• _Exercise instructions_
All entries should be output exactly as they stand.

[Collected data entries]
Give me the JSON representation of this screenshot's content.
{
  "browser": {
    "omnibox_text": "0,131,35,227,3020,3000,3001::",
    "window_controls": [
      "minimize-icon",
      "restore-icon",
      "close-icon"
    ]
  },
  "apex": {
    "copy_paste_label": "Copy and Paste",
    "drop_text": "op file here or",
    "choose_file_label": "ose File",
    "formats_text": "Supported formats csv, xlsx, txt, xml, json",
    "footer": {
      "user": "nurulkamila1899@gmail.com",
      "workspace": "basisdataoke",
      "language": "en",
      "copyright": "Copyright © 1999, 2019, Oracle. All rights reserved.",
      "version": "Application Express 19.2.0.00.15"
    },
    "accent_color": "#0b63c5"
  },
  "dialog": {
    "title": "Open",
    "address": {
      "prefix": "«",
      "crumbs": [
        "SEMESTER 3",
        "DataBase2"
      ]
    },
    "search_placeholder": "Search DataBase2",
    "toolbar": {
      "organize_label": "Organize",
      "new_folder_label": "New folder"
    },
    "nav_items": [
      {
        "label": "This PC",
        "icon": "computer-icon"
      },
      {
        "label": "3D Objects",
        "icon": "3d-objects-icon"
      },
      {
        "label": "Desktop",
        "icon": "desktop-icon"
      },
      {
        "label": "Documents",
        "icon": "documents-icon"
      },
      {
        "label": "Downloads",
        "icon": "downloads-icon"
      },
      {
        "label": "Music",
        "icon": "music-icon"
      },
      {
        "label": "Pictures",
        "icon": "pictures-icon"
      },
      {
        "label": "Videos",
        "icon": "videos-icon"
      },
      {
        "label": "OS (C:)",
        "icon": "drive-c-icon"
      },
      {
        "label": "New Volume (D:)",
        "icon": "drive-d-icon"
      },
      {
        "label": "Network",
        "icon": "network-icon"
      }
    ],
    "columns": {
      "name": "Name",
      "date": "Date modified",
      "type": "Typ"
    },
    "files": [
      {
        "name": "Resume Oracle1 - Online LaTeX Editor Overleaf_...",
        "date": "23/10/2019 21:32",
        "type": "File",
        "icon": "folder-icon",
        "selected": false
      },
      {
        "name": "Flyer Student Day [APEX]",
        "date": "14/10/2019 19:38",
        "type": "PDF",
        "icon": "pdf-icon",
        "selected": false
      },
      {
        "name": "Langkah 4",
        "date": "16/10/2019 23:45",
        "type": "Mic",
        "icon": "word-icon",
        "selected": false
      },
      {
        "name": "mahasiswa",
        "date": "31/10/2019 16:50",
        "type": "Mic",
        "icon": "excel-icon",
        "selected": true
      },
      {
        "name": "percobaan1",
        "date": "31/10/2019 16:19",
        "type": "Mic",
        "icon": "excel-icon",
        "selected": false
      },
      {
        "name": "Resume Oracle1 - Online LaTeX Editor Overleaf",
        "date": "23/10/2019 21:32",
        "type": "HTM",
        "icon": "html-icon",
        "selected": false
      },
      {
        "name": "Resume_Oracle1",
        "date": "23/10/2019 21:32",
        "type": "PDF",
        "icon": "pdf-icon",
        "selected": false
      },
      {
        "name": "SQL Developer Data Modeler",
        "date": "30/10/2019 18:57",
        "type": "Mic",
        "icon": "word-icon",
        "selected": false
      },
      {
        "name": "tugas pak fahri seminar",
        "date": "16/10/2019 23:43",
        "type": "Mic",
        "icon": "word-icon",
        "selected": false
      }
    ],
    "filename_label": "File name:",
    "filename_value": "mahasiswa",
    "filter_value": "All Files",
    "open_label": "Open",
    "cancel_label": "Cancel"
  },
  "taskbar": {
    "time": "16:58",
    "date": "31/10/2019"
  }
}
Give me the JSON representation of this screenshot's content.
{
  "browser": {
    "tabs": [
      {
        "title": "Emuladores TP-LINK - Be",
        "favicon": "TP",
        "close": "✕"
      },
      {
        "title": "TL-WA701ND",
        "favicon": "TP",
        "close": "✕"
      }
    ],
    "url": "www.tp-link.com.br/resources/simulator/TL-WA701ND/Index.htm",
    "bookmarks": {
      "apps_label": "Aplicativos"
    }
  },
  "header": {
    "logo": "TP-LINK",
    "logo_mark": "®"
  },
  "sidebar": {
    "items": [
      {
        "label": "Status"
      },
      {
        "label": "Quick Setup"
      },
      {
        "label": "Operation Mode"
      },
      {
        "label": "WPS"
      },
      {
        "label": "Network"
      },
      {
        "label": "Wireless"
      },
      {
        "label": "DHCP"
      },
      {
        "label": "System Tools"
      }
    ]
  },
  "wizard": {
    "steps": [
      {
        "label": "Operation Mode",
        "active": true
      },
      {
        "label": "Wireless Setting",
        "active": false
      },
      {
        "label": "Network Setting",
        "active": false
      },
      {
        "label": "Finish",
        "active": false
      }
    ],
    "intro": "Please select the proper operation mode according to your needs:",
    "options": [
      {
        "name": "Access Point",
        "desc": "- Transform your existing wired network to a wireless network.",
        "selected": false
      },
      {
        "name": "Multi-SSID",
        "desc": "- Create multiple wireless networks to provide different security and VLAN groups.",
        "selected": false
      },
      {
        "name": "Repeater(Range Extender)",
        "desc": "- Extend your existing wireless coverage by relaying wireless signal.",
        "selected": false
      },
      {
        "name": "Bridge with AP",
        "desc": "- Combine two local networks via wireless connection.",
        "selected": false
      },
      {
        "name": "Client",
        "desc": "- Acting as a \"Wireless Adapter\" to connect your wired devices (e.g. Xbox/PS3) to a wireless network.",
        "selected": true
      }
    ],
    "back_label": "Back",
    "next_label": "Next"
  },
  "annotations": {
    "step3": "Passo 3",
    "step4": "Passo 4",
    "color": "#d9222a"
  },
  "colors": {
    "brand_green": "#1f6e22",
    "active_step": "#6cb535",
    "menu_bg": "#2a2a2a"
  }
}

• _Final result_
Give me the JSON representation of this screenshot's content.
{
  "browser": {
    "omnibox_text": "0,131,35,227,3020,3000,3001::",
    "window_controls": [
      "minimize-icon",
      "restore-icon",
      "close-icon"
    ]
  },
  "apex": {
    "copy_paste_label": "Copy and Paste",
    "drop_text": "op file here or",
    "choose_file_label": "ose File",
    "formats_text": "Supported formats csv, xlsx, txt, xml, json",
    "footer": {
      "user": "nurulkamila1899@gmail.com",
      "workspace": "basisdataoke",
      "language": "en",
      "copyright": "Copyright © 1999, 2019, Oracle. All rights reserved.",
      "version": "Application Express 19.2.0.00.15"
    },
    "accent_color": "#0b63c5"
  },
  "dialog": {
    "title": "Open",
    "address": {
      "prefix": "«",
      "crumbs": [
        "SEMESTER 3",
        "DataBase2"
      ]
    },
    "search_placeholder": "Search DataBase2",
    "toolbar": {
      "organize_label": "Organize",
      "new_folder_label": "New folder"
    },
    "nav_items": [
      {
        "label": "This PC",
        "icon": "computer-icon"
      },
      {
        "label": "3D Objects",
        "icon": "3d-objects-icon"
      },
      {
        "label": "Desktop",
        "icon": "desktop-icon"
      },
      {
        "label": "Documents",
        "icon": "documents-icon"
      },
      {
        "label": "Downloads",
        "icon": "downloads-icon"
      },
      {
        "label": "Music",
        "icon": "music-icon"
      },
      {
        "label": "Pictures",
        "icon": "pictures-icon"
      },
      {
        "label": "Videos",
        "icon": "videos-icon"
      },
      {
        "label": "OS (C:)",
        "icon": "drive-c-icon"
      },
      {
        "label": "New Volume (D:)",
        "icon": "drive-d-icon"
      },
      {
        "label": "Network",
        "icon": "network-icon"
      }
    ],
    "columns": {
      "name": "Name",
      "date": "Date modified",
      "type": "Typ"
    },
    "files": [
      {
        "name": "Resume Oracle1 - Online LaTeX Editor Overleaf_...",
        "date": "23/10/2019 21:32",
        "type": "File",
        "icon": "folder-icon",
        "selected": false
      },
      {
        "name": "Flyer Student Day [APEX]",
        "date": "14/10/2019 19:38",
        "type": "PDF",
        "icon": "pdf-icon",
        "selected": false
      },
      {
        "name": "Langkah 4",
        "date": "16/10/2019 23:45",
        "type": "Mic",
        "icon": "word-icon",
        "selected": false
      },
      {
        "name": "mahasiswa",
        "date": "31/10/2019 16:50",
        "type": "Mic",
        "icon": "excel-icon",
        "selected": true
      },
      {
        "name": "percobaan1",
        "date": "31/10/2019 16:19",
        "type": "Mic",
        "icon": "excel-icon",
        "selected": false
      },
      {
        "name": "Resume Oracle1 - Online LaTeX Editor Overleaf",
        "date": "23/10/2019 21:32",
        "type": "HTM",
        "icon": "html-icon",
        "selected": false
      },
      {
        "name": "Resume_Oracle1",
        "date": "23/10/2019 21:32",
        "type": "PDF",
        "icon": "pdf-icon",
        "selected": false
      },
      {
        "name": "SQL Developer Data Modeler",
        "date": "30/10/2019 18:57",
        "type": "Mic",
        "icon": "word-icon",
        "selected": false
      },
      {
        "name": "tugas pak fahri seminar",
        "date": "16/10/2019 23:43",
        "type": "Mic",
        "icon": "word-icon",
        "selected": false
      }
    ],
    "filename_label": "File name:",
    "filename_value": "mahasiswa",
    "filter_value": "All Files",
    "open_label": "Open",
    "cancel_label": "Cancel"
  },
  "taskbar": {
    "time": "16:58",
    "date": "31/10/2019"
  }
}
Give me the JSON representation of this screenshot's content.
{
  "browser": {
    "tabs": [
      {
        "title": "Emuladores TP-LINK - Be",
        "favicon": "TP",
        "close": "✕"
      },
      {
        "title": "TL-WA701ND",
        "favicon": "TP",
        "close": "✕"
      }
    ],
    "url": "www.tp-link.com.br/resources/simulator/TL-WA701ND/Index.htm",
    "bookmarks": {
      "apps_label": "Aplicativos"
    }
  },
  "header": {
    "logo": "TP-LINK",
    "logo_mark": "®"
  },
  "sidebar": {
    "items": [
      {
        "label": "Status"
      },
      {
        "label": "Quick Setup"
      },
      {
        "label": "Operation Mode"
      },
      {
        "label": "WPS"
      },
      {
        "label": "Network"
      },
      {
        "label": "Wireless"
      },
      {
        "label": "DHCP"
      },
      {
        "label": "System Tools"
      }
    ]
  },
  "wizard": {
    "steps": [
      {
        "label": "Operation Mode",
        "active": true
      },
      {
        "label": "Wireless Setting",
        "active": false
      },
      {
        "label": "Network Setting",
        "active": false
      },
      {
        "label": "Finish",
        "active": false
      }
    ],
    "intro": "Please select the proper operation mode according to your needs:",
    "options": [
      {
        "name": "Access Point",
        "desc": "- Transform your existing wired network to a wireless network.",
        "selected": false
      },
      {
        "name": "Multi-SSID",
        "desc": "- Create multiple wireless networks to provide different security and VLAN groups.",
        "selected": false
      },
      {
        "name": "Repeater(Range Extender)",
        "desc": "- Extend your existing wireless coverage by relaying wireless signal.",
        "selected": false
      },
      {
        "name": "Bridge with AP",
        "desc": "- Combine two local networks via wireless connection.",
        "selected": false
      },
      {
        "name": "Client",
        "desc": "- Acting as a \"Wireless Adapter\" to connect your wired devices (e.g. Xbox/PS3) to a wireless network.",
        "selected": true
      }
    ],
    "back_label": "Back",
    "next_label": "Next"
  },
  "annotations": {
    "step3": "Passo 3",
    "step4": "Passo 4",
    "color": "#d9222a"
  },
  "colors": {
    "brand_green": "#1f6e22",
    "active_step": "#6cb535",
    "menu_bg": "#2a2a2a"
  }
}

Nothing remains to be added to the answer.